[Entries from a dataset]

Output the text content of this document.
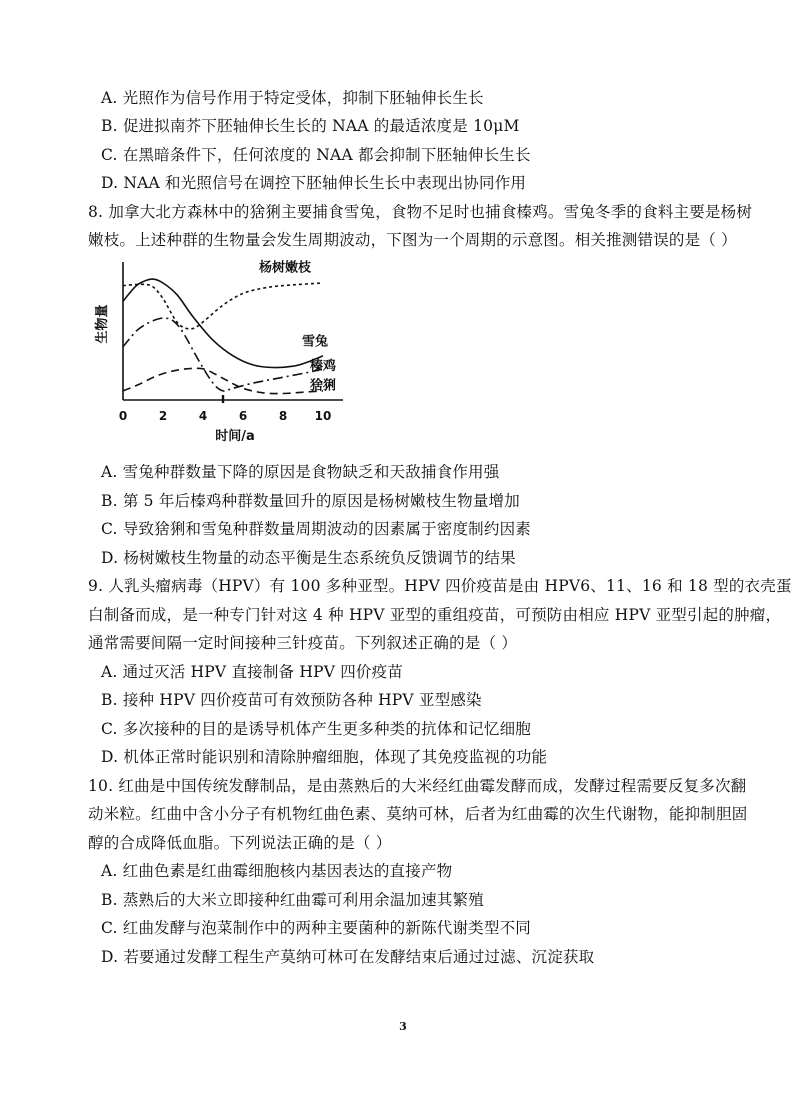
A. 光照作为信号作用于特定受体，抑制下胚轴伸长生长
B. 促进拟南芥下胚轴伸长生长的 NAA 的最适浓度是 10μM
C. 在黑暗条件下，任何浓度的 NAA 都会抑制下胚轴伸长生长
D. NAA 和光照信号在调控下胚轴伸长生长中表现出协同作用
8. 加拿大北方森林中的猞猁主要捕食雪兔，食物不足时也捕食榛鸡。雪兔冬季的食料主要是杨树
嫩枝。上述种群的生物量会发生周期波动，下图为一个周期的示意图。相关推测错误的是（ ）
0	2	4	6	8 10
时间/a
生物量
杨树嫩枝
雪兔
榛鸡
猞猁
A. 雪兔种群数量下降的原因是食物缺乏和天敌捕食作用强
B. 第 5 年后榛鸡种群数量回升的原因是杨树嫩枝生物量增加
C. 导致猞猁和雪兔种群数量周期波动的因素属于密度制约因素
D. 杨树嫩枝生物量的动态平衡是生态系统负反馈调节的结果
9. 人乳头瘤病毒（HPV）有 100 多种亚型。HPV 四价疫苗是由 HPV6、11、16 和 18 型的衣壳蛋
白制备而成，是一种专门针对这 4 种 HPV 亚型的重组疫苗，可预防由相应 HPV 亚型引起的肿瘤，
通常需要间隔一定时间接种三针疫苗。下列叙述正确的是（ ）
A. 通过灭活 HPV 直接制备 HPV 四价疫苗
B. 接种 HPV 四价疫苗可有效预防各种 HPV 亚型感染
C. 多次接种的目的是诱导机体产生更多种类的抗体和记忆细胞
D. 机体正常时能识别和清除肿瘤细胞，体现了其免疫监视的功能
10. 红曲是中国传统发酵制品，是由蒸熟后的大米经红曲霉发酵而成，发酵过程需要反复多次翻
动米粒。红曲中含小分子有机物红曲色素、莫纳可林，后者为红曲霉的次生代谢物，能抑制胆固
醇的合成降低血脂。下列说法正确的是（ ）
A. 红曲色素是红曲霉细胞核内基因表达的直接产物
B. 蒸熟后的大米立即接种红曲霉可利用余温加速其繁殖
C. 红曲发酵与泡菜制作中的两种主要菌种的新陈代谢类型不同
D. 若要通过发酵工程生产莫纳可林可在发酵结束后通过过滤、沉淀获取
3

▶ Aim of the task
Without the pictures, return all the records precisely as they stand.

▶ Response
Output the text content of this document.
A. 光照作为信号作用于特定受体，抑制下胚轴伸长生长
B. 促进拟南芥下胚轴伸长生长的 NAA 的最适浓度是 10μM
C. 在黑暗条件下，任何浓度的 NAA 都会抑制下胚轴伸长生长
D. NAA 和光照信号在调控下胚轴伸长生长中表现出协同作用
8. 加拿大北方森林中的猞猁主要捕食雪兔，食物不足时也捕食榛鸡。雪兔冬季的食料主要是杨树
嫩枝。上述种群的生物量会发生周期波动，下图为一个周期的示意图。相关推测错误的是（ ）
0	2	4	6	8 10
时间/a
生物量
杨树嫩枝
雪兔
榛鸡
猞猁
A. 雪兔种群数量下降的原因是食物缺乏和天敌捕食作用强
B. 第 5 年后榛鸡种群数量回升的原因是杨树嫩枝生物量增加
C. 导致猞猁和雪兔种群数量周期波动的因素属于密度制约因素
D. 杨树嫩枝生物量的动态平衡是生态系统负反馈调节的结果
9. 人乳头瘤病毒（HPV）有 100 多种亚型。HPV 四价疫苗是由 HPV6、11、16 和 18 型的衣壳蛋
白制备而成，是一种专门针对这 4 种 HPV 亚型的重组疫苗，可预防由相应 HPV 亚型引起的肿瘤，
通常需要间隔一定时间接种三针疫苗。下列叙述正确的是（ ）
A. 通过灭活 HPV 直接制备 HPV 四价疫苗
B. 接种 HPV 四价疫苗可有效预防各种 HPV 亚型感染
C. 多次接种的目的是诱导机体产生更多种类的抗体和记忆细胞
D. 机体正常时能识别和清除肿瘤细胞，体现了其免疫监视的功能
10. 红曲是中国传统发酵制品，是由蒸熟后的大米经红曲霉发酵而成，发酵过程需要反复多次翻
动米粒。红曲中含小分子有机物红曲色素、莫纳可林，后者为红曲霉的次生代谢物，能抑制胆固
醇的合成降低血脂。下列说法正确的是（ ）
A. 红曲色素是红曲霉细胞核内基因表达的直接产物
B. 蒸熟后的大米立即接种红曲霉可利用余温加速其繁殖
C. 红曲发酵与泡菜制作中的两种主要菌种的新陈代谢类型不同
D. 若要通过发酵工程生产莫纳可林可在发酵结束后通过过滤、沉淀获取
3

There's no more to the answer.